REQUIREMENT:
Scan the data for "JSON" and copy the lines it appears in.

SUPPLIED INFORMATION:
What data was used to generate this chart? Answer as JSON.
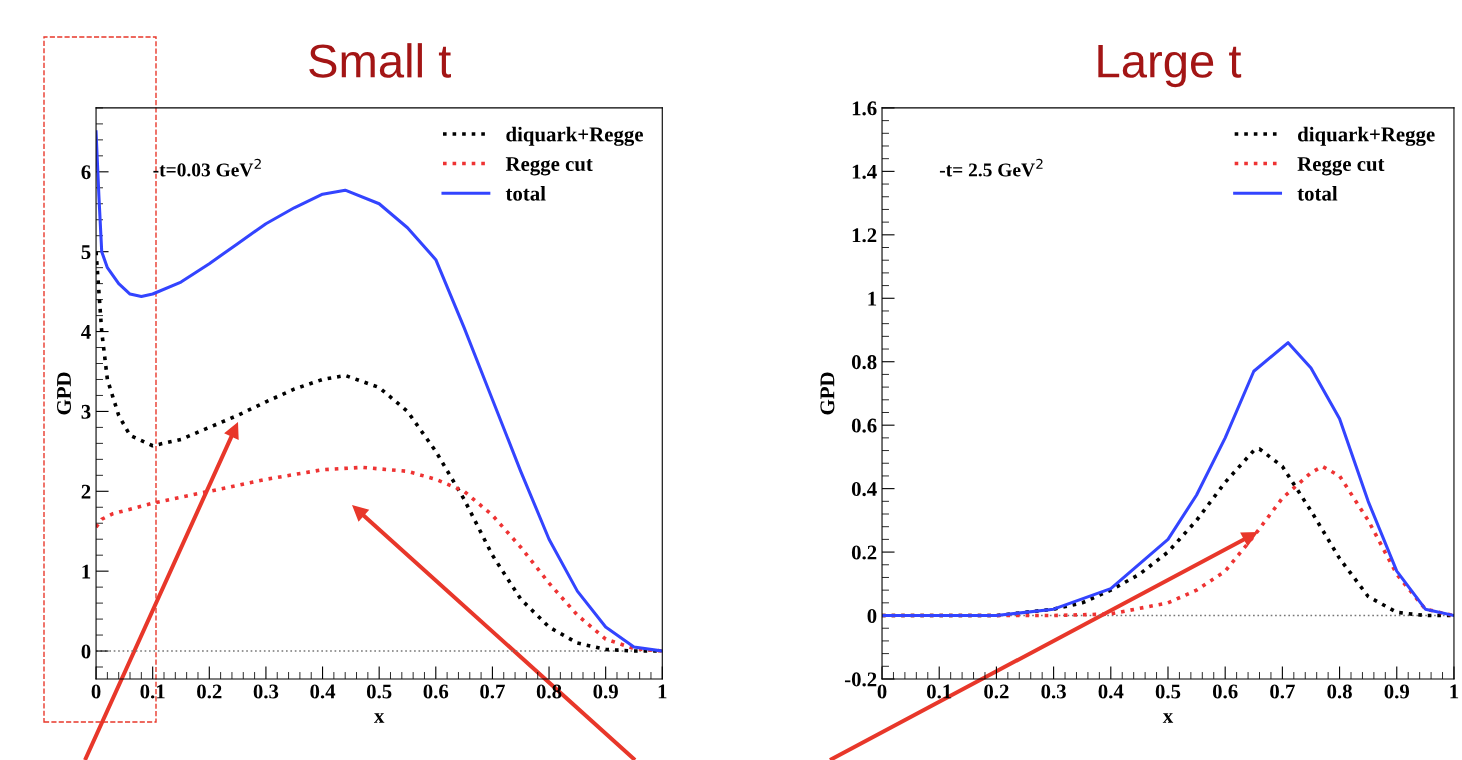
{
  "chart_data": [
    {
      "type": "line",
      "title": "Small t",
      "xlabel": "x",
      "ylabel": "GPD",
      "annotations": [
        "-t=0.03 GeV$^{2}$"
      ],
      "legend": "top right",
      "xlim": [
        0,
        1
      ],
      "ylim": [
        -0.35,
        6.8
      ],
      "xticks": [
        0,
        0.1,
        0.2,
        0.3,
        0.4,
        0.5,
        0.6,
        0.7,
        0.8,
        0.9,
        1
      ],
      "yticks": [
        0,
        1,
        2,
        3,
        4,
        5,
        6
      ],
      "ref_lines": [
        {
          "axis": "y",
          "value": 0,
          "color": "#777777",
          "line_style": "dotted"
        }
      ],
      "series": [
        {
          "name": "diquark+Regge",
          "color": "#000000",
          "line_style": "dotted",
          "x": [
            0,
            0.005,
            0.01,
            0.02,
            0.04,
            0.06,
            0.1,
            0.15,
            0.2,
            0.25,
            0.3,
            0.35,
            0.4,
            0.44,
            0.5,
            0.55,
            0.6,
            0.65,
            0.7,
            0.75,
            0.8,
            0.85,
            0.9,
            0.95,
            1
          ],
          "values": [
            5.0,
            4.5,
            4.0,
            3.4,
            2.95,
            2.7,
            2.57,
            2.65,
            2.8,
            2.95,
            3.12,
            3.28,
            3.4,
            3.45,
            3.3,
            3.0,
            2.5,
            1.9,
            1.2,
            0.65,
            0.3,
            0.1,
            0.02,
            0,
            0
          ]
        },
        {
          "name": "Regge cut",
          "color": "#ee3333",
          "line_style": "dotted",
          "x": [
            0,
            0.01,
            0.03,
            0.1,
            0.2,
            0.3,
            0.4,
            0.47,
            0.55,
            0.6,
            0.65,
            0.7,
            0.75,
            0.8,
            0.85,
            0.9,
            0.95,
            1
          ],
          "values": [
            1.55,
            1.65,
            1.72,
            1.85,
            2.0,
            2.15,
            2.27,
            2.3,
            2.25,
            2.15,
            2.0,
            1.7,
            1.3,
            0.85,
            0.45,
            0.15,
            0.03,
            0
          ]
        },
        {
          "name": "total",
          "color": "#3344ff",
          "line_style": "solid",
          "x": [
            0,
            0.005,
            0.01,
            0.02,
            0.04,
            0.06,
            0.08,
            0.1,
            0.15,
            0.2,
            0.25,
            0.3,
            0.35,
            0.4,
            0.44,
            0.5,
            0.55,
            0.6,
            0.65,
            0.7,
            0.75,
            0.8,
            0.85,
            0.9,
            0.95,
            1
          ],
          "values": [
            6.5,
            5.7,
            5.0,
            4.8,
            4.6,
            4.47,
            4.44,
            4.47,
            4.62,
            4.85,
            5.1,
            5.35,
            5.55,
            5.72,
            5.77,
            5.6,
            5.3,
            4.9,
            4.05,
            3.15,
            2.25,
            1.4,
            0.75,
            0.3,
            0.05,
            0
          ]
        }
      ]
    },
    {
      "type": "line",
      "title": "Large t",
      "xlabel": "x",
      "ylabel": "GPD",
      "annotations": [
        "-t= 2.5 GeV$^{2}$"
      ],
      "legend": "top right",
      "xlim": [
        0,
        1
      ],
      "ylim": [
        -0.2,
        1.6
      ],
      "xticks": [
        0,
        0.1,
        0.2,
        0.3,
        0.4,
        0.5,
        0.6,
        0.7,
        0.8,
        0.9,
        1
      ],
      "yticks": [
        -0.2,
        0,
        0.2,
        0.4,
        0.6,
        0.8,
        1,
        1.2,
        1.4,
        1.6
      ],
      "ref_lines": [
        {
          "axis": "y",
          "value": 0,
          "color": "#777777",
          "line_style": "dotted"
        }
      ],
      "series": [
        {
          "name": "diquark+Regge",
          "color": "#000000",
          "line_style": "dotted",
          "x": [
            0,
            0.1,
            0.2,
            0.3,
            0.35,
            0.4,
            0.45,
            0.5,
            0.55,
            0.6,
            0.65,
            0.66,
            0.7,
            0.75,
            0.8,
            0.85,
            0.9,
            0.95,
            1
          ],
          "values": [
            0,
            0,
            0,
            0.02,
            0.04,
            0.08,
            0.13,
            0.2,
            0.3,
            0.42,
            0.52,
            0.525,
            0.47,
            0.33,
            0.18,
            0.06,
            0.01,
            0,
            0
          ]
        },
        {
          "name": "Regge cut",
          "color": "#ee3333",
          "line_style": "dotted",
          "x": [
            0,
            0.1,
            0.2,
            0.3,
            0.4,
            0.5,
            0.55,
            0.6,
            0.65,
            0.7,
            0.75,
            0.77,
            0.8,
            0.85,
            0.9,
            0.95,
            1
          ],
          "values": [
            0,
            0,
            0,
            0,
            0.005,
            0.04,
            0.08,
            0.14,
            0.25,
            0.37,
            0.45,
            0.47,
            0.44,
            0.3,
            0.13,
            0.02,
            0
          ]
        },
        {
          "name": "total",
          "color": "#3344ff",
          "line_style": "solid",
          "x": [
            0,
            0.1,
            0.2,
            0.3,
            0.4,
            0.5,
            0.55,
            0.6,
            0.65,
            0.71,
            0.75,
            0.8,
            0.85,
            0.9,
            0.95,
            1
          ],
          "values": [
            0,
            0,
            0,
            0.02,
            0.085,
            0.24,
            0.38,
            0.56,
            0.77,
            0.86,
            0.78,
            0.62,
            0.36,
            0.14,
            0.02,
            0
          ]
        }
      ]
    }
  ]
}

---

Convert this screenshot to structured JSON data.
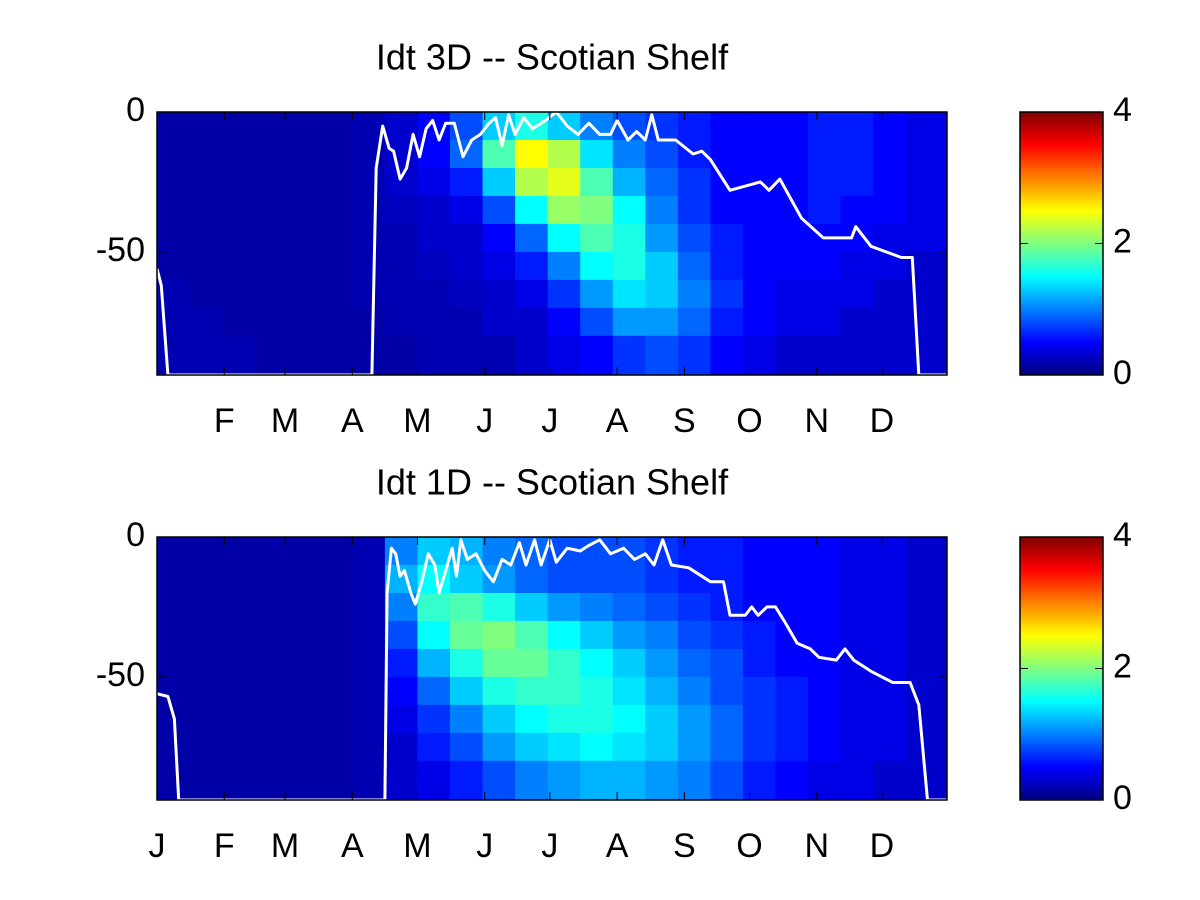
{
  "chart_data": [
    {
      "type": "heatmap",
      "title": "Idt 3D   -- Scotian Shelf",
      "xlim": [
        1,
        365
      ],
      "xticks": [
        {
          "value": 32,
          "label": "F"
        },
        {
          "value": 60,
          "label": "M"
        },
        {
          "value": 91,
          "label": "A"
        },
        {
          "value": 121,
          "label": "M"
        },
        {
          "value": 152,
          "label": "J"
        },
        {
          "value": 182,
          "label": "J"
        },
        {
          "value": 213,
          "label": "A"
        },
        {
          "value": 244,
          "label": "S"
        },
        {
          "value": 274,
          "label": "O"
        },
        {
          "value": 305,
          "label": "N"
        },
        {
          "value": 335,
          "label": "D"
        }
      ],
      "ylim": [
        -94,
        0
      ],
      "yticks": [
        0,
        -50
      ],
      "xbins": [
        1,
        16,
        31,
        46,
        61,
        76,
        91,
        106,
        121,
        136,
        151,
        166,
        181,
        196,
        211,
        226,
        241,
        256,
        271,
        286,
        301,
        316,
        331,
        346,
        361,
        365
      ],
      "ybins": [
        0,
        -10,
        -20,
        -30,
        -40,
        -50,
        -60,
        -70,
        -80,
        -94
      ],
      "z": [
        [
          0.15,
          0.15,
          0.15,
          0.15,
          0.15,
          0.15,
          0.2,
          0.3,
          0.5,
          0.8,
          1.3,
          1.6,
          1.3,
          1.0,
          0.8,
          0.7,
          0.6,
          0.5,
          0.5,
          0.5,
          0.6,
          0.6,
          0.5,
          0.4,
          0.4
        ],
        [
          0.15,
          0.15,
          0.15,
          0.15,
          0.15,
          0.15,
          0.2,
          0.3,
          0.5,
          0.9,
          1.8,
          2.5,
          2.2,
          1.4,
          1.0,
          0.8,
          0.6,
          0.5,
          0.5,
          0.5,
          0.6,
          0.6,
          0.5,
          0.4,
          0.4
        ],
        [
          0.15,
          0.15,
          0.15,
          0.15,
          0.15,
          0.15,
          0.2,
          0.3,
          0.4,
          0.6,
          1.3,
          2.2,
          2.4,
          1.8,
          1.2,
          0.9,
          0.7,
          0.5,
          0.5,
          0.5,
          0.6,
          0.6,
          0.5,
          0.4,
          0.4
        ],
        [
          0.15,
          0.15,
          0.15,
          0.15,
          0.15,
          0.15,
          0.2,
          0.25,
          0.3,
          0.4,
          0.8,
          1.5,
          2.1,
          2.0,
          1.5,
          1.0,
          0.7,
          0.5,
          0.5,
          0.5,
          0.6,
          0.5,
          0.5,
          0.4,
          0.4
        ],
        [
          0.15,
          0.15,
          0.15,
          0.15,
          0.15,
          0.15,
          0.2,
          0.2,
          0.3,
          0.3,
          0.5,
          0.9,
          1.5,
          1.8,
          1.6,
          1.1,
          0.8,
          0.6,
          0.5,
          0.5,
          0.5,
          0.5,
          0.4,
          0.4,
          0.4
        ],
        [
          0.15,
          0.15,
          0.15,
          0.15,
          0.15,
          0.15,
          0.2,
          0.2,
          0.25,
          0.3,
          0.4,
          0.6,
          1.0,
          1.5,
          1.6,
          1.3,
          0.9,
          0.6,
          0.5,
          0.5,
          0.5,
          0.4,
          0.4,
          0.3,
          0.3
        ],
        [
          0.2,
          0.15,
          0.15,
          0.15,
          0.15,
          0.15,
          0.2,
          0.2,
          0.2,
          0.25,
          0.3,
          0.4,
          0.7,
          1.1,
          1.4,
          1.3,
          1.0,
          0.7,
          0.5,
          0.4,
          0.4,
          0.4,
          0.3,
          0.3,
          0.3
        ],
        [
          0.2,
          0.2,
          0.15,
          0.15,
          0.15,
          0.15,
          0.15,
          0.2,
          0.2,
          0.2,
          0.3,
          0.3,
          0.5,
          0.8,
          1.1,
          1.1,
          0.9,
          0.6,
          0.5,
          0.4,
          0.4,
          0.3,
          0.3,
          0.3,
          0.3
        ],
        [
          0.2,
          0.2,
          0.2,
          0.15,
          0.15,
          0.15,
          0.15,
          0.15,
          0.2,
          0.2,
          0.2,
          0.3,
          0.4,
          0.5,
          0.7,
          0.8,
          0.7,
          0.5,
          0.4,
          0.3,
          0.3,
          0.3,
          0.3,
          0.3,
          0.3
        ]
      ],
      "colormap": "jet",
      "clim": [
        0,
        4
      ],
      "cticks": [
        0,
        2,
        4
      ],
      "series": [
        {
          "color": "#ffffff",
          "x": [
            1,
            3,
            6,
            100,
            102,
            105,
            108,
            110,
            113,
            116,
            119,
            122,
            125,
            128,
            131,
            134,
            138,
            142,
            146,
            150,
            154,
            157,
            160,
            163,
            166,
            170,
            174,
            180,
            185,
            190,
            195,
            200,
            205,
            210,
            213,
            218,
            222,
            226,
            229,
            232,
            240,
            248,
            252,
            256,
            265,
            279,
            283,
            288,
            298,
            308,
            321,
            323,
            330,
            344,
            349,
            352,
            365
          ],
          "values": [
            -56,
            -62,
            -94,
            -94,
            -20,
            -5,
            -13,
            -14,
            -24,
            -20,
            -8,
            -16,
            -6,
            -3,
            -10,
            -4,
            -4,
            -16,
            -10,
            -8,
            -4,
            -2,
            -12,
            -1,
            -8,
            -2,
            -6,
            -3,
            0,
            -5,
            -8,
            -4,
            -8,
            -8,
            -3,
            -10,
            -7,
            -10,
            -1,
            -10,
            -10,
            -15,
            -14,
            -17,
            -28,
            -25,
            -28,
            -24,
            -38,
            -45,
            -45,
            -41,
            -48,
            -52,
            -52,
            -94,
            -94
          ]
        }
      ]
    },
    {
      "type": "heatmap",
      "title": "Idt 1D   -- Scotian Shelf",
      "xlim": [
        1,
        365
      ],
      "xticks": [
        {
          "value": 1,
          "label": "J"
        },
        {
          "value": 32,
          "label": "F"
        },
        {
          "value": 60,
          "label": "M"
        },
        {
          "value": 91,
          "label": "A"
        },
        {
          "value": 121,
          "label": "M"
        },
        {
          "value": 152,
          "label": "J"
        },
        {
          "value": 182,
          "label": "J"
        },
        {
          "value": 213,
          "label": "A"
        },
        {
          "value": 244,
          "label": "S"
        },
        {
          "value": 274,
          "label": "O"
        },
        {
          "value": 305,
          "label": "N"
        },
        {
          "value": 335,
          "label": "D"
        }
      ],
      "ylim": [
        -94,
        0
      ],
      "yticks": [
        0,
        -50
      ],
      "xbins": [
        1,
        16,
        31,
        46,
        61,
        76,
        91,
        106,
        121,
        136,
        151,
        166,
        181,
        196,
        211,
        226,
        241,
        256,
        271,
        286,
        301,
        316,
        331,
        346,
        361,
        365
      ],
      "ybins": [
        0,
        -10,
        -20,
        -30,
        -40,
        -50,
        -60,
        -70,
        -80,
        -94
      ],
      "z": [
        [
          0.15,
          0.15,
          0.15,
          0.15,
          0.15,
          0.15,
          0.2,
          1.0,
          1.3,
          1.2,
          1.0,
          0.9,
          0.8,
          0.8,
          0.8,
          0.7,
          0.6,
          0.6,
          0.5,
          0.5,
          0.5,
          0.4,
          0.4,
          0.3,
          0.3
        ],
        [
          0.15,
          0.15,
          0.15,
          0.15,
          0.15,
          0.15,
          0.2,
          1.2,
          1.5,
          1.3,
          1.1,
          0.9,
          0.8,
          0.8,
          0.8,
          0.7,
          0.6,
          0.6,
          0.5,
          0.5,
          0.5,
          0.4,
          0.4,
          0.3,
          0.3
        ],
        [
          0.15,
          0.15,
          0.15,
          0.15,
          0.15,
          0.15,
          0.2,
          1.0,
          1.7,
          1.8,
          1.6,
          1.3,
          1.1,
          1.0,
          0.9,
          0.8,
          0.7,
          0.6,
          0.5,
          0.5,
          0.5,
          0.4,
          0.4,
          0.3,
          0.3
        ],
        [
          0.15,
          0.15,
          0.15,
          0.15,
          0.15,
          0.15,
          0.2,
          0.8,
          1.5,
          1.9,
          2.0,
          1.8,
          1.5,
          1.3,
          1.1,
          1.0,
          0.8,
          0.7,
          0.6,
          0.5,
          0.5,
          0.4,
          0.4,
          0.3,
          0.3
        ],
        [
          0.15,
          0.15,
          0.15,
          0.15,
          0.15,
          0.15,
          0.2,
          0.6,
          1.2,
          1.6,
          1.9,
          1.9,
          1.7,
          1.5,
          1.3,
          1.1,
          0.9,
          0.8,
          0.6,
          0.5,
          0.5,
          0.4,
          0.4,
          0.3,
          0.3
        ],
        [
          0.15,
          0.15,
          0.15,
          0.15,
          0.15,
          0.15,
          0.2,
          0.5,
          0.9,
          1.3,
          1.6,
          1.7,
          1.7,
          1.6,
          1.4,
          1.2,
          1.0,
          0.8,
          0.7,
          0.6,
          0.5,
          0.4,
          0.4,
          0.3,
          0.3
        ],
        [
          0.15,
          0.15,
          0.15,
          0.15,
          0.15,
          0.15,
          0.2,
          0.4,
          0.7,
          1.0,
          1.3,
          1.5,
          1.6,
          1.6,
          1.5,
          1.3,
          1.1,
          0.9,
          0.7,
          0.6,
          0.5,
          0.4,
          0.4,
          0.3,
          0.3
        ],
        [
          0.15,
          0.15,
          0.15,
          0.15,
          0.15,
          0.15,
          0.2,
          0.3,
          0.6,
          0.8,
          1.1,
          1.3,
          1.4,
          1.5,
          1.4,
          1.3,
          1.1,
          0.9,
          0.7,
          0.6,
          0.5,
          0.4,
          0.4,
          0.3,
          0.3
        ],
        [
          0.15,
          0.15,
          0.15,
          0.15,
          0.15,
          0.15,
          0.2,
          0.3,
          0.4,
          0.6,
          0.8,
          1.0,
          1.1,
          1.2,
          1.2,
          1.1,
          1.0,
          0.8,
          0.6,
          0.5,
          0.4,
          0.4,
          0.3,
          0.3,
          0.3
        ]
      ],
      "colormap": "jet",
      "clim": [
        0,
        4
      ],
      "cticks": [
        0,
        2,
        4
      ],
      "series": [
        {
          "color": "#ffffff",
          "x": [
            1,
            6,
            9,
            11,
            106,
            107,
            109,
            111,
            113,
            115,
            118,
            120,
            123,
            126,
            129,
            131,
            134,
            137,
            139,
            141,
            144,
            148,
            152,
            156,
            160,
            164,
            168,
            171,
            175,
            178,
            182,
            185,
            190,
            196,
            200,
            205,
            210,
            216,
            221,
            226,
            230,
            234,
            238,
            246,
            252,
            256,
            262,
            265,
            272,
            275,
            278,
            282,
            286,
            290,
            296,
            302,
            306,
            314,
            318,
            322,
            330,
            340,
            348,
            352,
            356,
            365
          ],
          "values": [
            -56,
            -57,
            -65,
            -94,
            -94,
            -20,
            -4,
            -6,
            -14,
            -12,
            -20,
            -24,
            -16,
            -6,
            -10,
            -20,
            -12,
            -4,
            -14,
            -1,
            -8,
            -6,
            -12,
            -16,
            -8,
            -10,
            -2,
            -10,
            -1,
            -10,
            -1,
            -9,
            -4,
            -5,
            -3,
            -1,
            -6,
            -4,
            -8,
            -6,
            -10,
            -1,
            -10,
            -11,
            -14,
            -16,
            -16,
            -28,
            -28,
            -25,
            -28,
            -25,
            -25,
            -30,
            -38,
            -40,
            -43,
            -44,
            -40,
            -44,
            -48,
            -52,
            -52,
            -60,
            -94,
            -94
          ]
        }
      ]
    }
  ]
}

RESPONSE TO THE TASK:
What data was used to generate this chart? Answer as JSON.
Convert this screenshot to structured JSON data.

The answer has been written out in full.